** begin **

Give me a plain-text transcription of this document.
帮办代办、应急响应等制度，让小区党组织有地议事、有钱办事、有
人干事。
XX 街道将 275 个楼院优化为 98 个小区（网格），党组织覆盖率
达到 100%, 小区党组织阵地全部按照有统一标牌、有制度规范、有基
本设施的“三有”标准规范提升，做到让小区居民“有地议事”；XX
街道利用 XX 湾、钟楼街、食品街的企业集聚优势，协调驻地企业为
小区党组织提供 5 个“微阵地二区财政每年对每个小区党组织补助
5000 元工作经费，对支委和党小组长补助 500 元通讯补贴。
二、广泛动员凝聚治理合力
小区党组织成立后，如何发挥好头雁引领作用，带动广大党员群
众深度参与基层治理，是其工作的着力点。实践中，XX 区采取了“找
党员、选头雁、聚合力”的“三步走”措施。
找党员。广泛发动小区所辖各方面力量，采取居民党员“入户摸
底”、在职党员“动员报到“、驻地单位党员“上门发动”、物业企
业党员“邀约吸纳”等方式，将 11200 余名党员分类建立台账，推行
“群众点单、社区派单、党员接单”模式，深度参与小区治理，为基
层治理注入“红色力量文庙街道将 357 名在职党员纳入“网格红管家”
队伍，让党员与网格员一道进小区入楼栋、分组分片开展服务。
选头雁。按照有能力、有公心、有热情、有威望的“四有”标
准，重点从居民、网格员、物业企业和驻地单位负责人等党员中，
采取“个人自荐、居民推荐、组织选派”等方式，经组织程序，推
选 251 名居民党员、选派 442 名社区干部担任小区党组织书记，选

** end **

TASK TO COMPLETE
Reproduce the listing in full. Keep it exactly as written.

RESULT OF THIS TASK
Give me a plain-text transcription of this document.
帮办代办、应急响应等制度，让小区党组织有地议事、有钱办事、有
人干事。
XX 街道将 275 个楼院优化为 98 个小区（网格），党组织覆盖率
达到 100%, 小区党组织阵地全部按照有统一标牌、有制度规范、有基
本设施的“三有”标准规范提升，做到让小区居民“有地议事”；XX
街道利用 XX 湾、钟楼街、食品街的企业集聚优势，协调驻地企业为
小区党组织提供 5 个“微阵地二区财政每年对每个小区党组织补助
5000 元工作经费，对支委和党小组长补助 500 元通讯补贴。
二、广泛动员凝聚治理合力
小区党组织成立后，如何发挥好头雁引领作用，带动广大党员群
众深度参与基层治理，是其工作的着力点。实践中，XX 区采取了“找
党员、选头雁、聚合力”的“三步走”措施。
找党员。广泛发动小区所辖各方面力量，采取居民党员“入户摸
底”、在职党员“动员报到“、驻地单位党员“上门发动”、物业企
业党员“邀约吸纳”等方式，将 11200 余名党员分类建立台账，推行
“群众点单、社区派单、党员接单”模式，深度参与小区治理，为基
层治理注入“红色力量文庙街道将 357 名在职党员纳入“网格红管家”
队伍，让党员与网格员一道进小区入楼栋、分组分片开展服务。
选头雁。按照有能力、有公心、有热情、有威望的“四有”标
准，重点从居民、网格员、物业企业和驻地单位负责人等党员中，
采取“个人自荐、居民推荐、组织选派”等方式，经组织程序，推
选 251 名居民党员、选派 442 名社区干部担任小区党组织书记，选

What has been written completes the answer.